> **WHAT TO PRODUCE**
Copy each line below without leaving any out.

....................

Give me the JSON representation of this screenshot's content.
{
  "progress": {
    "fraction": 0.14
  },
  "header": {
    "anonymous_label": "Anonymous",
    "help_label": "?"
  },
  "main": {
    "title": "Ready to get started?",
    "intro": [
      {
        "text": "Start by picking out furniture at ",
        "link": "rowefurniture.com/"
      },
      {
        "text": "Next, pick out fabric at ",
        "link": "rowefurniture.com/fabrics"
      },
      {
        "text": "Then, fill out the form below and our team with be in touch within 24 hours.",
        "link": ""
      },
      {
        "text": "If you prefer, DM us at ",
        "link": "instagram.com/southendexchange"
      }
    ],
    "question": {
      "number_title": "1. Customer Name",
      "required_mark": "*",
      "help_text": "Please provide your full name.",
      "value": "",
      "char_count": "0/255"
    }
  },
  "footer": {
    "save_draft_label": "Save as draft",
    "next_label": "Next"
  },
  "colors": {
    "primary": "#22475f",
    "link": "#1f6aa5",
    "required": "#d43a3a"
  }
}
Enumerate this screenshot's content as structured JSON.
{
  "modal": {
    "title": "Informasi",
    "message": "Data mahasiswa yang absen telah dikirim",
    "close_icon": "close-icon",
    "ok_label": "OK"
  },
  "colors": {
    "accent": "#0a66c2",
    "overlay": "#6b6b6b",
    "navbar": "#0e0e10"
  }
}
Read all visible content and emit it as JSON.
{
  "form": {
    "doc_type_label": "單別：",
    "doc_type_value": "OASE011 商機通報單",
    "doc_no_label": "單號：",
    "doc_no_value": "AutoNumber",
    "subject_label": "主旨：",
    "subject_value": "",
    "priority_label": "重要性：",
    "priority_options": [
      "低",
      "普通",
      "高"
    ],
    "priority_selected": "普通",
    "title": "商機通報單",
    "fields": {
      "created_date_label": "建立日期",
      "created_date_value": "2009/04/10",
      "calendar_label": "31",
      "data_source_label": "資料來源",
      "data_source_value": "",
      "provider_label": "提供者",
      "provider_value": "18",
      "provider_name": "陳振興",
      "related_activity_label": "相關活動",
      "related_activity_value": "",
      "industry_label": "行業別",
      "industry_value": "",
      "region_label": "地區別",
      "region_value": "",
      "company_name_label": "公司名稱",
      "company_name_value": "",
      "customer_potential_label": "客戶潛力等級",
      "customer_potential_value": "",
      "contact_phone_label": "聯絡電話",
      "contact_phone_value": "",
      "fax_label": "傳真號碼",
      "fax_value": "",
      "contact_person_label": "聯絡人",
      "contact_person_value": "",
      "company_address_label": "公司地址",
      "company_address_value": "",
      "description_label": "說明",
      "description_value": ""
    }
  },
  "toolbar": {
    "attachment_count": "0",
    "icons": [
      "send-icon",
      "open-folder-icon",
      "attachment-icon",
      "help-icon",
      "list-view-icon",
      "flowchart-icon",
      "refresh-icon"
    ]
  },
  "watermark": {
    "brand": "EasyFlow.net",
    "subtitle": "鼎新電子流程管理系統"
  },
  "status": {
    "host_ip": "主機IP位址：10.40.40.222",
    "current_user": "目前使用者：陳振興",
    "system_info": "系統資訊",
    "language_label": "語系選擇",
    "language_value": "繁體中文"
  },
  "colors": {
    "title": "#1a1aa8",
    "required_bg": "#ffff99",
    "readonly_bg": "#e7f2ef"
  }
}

....................

> **EXERCISE OUTPUT**
Give me the JSON representation of this screenshot's content.
{
  "progress": {
    "fraction": 0.14
  },
  "header": {
    "anonymous_label": "Anonymous",
    "help_label": "?"
  },
  "main": {
    "title": "Ready to get started?",
    "intro": [
      {
        "text": "Start by picking out furniture at ",
        "link": "rowefurniture.com/"
      },
      {
        "text": "Next, pick out fabric at ",
        "link": "rowefurniture.com/fabrics"
      },
      {
        "text": "Then, fill out the form below and our team with be in touch within 24 hours.",
        "link": ""
      },
      {
        "text": "If you prefer, DM us at ",
        "link": "instagram.com/southendexchange"
      }
    ],
    "question": {
      "number_title": "1. Customer Name",
      "required_mark": "*",
      "help_text": "Please provide your full name.",
      "value": "",
      "char_count": "0/255"
    }
  },
  "footer": {
    "save_draft_label": "Save as draft",
    "next_label": "Next"
  },
  "colors": {
    "primary": "#22475f",
    "link": "#1f6aa5",
    "required": "#d43a3a"
  }
}
Enumerate this screenshot's content as structured JSON.
{
  "modal": {
    "title": "Informasi",
    "message": "Data mahasiswa yang absen telah dikirim",
    "close_icon": "close-icon",
    "ok_label": "OK"
  },
  "colors": {
    "accent": "#0a66c2",
    "overlay": "#6b6b6b",
    "navbar": "#0e0e10"
  }
}
Read all visible content and emit it as JSON.
{
  "form": {
    "doc_type_label": "單別：",
    "doc_type_value": "OASE011 商機通報單",
    "doc_no_label": "單號：",
    "doc_no_value": "AutoNumber",
    "subject_label": "主旨：",
    "subject_value": "",
    "priority_label": "重要性：",
    "priority_options": [
      "低",
      "普通",
      "高"
    ],
    "priority_selected": "普通",
    "title": "商機通報單",
    "fields": {
      "created_date_label": "建立日期",
      "created_date_value": "2009/04/10",
      "calendar_label": "31",
      "data_source_label": "資料來源",
      "data_source_value": "",
      "provider_label": "提供者",
      "provider_value": "18",
      "provider_name": "陳振興",
      "related_activity_label": "相關活動",
      "related_activity_value": "",
      "industry_label": "行業別",
      "industry_value": "",
      "region_label": "地區別",
      "region_value": "",
      "company_name_label": "公司名稱",
      "company_name_value": "",
      "customer_potential_label": "客戶潛力等級",
      "customer_potential_value": "",
      "contact_phone_label": "聯絡電話",
      "contact_phone_value": "",
      "fax_label": "傳真號碼",
      "fax_value": "",
      "contact_person_label": "聯絡人",
      "contact_person_value": "",
      "company_address_label": "公司地址",
      "company_address_value": "",
      "description_label": "說明",
      "description_value": ""
    }
  },
  "toolbar": {
    "attachment_count": "0",
    "icons": [
      "send-icon",
      "open-folder-icon",
      "attachment-icon",
      "help-icon",
      "list-view-icon",
      "flowchart-icon",
      "refresh-icon"
    ]
  },
  "watermark": {
    "brand": "EasyFlow.net",
    "subtitle": "鼎新電子流程管理系統"
  },
  "status": {
    "host_ip": "主機IP位址：10.40.40.222",
    "current_user": "目前使用者：陳振興",
    "system_info": "系統資訊",
    "language_label": "語系選擇",
    "language_value": "繁體中文"
  },
  "colors": {
    "title": "#1a1aa8",
    "required_bg": "#ffff99",
    "readonly_bg": "#e7f2ef"
  }
}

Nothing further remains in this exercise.